# Start of PROVIDED MATERIAL
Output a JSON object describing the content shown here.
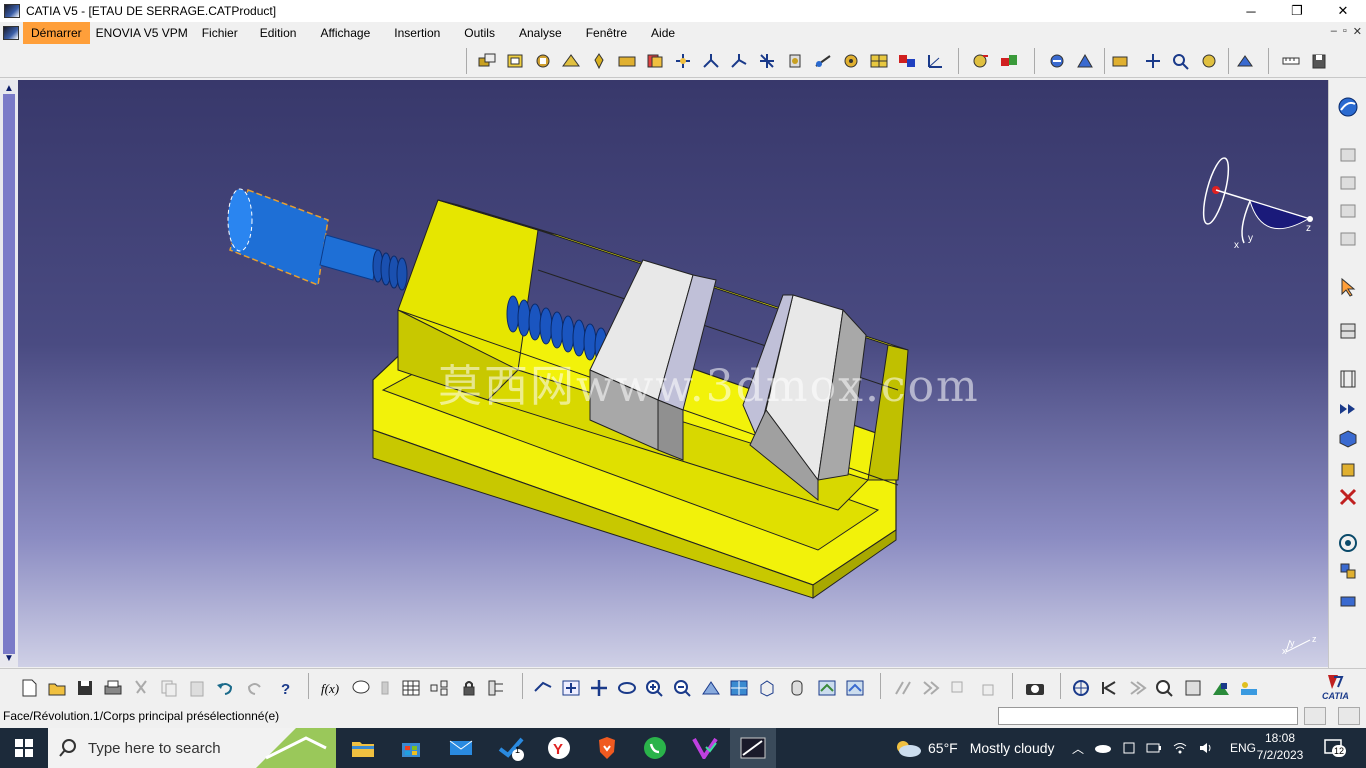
{
  "window": {
    "title": "CATIA V5 - [ETAU DE SERRAGE.CATProduct]",
    "controls": [
      "─",
      "❐",
      "✕"
    ]
  },
  "menu": {
    "items": [
      "Démarrer",
      "ENOVIA V5 VPM",
      "Fichier",
      "Edition",
      "Affichage",
      "Insertion",
      "Outils",
      "Analyse",
      "Fenêtre",
      "Aide"
    ],
    "doc_controls": [
      "–",
      "▫",
      "✕"
    ]
  },
  "viewport": {
    "watermark": "莫西网www.3dmox.com",
    "compass_labels": {
      "x": "x",
      "y": "y",
      "z": "z"
    },
    "axis_labels": {
      "x": "x",
      "y": "y",
      "z": "z"
    }
  },
  "status": {
    "text": "Face/Révolution.1/Corps principal présélectionné(e)",
    "power_input": ""
  },
  "taskbar": {
    "search_placeholder": "Type here to search",
    "weather_temp": "65°F",
    "weather_text": "Mostly cloudy",
    "language": "ENG",
    "time": "18:08",
    "date": "7/2/2023",
    "notification_count": "12",
    "badge_count": "1"
  },
  "colors": {
    "viewport_top": "#38386b",
    "viewport_bottom": "#cfd0e6",
    "part_yellow": "#f2f20a",
    "screw_blue": "#1e6fd6",
    "jaw_grey": "#a8a8a8",
    "menu_active": "#ff9f3a",
    "taskbar": "#1c2a3a"
  }
}
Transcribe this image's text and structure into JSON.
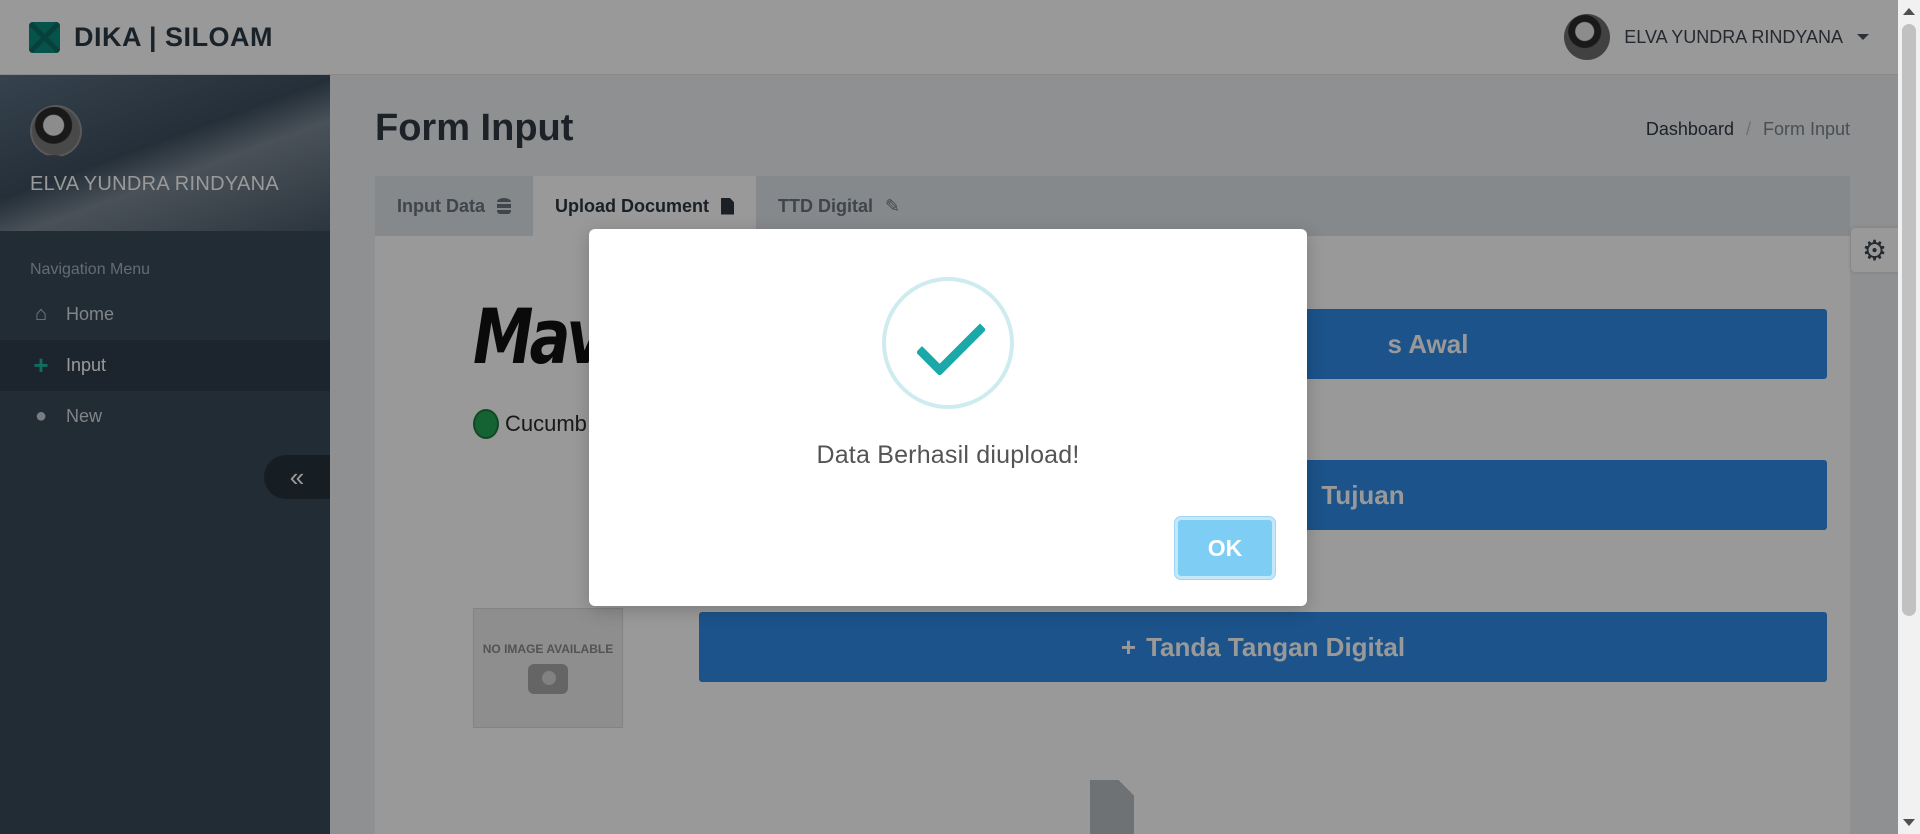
# End of PROVIDED MATERIAL
Leave the pictures out and print the records above exactly as they stand.

Output a JSON object describing the content shown here.
{
  "window": {
    "title": "CATIA V5 - [ETAU DE SERRAGE.CATProduct]",
    "controls": [
      "─",
      "❐",
      "✕"
    ]
  },
  "menu": {
    "items": [
      "Démarrer",
      "ENOVIA V5 VPM",
      "Fichier",
      "Edition",
      "Affichage",
      "Insertion",
      "Outils",
      "Analyse",
      "Fenêtre",
      "Aide"
    ],
    "doc_controls": [
      "–",
      "▫",
      "✕"
    ]
  },
  "viewport": {
    "watermark": "莫西网www.3dmox.com",
    "compass_labels": {
      "x": "x",
      "y": "y",
      "z": "z"
    },
    "axis_labels": {
      "x": "x",
      "y": "y",
      "z": "z"
    }
  },
  "status": {
    "text": "Face/Révolution.1/Corps principal présélectionné(e)",
    "power_input": ""
  },
  "taskbar": {
    "search_placeholder": "Type here to search",
    "weather_temp": "65°F",
    "weather_text": "Mostly cloudy",
    "language": "ENG",
    "time": "18:08",
    "date": "7/2/2023",
    "notification_count": "12",
    "badge_count": "1"
  },
  "colors": {
    "viewport_top": "#38386b",
    "viewport_bottom": "#cfd0e6",
    "part_yellow": "#f2f20a",
    "screw_blue": "#1e6fd6",
    "jaw_grey": "#a8a8a8",
    "menu_active": "#ff9f3a",
    "taskbar": "#1c2a3a"
  }
}
Transcribe this image's text and structure into JSON.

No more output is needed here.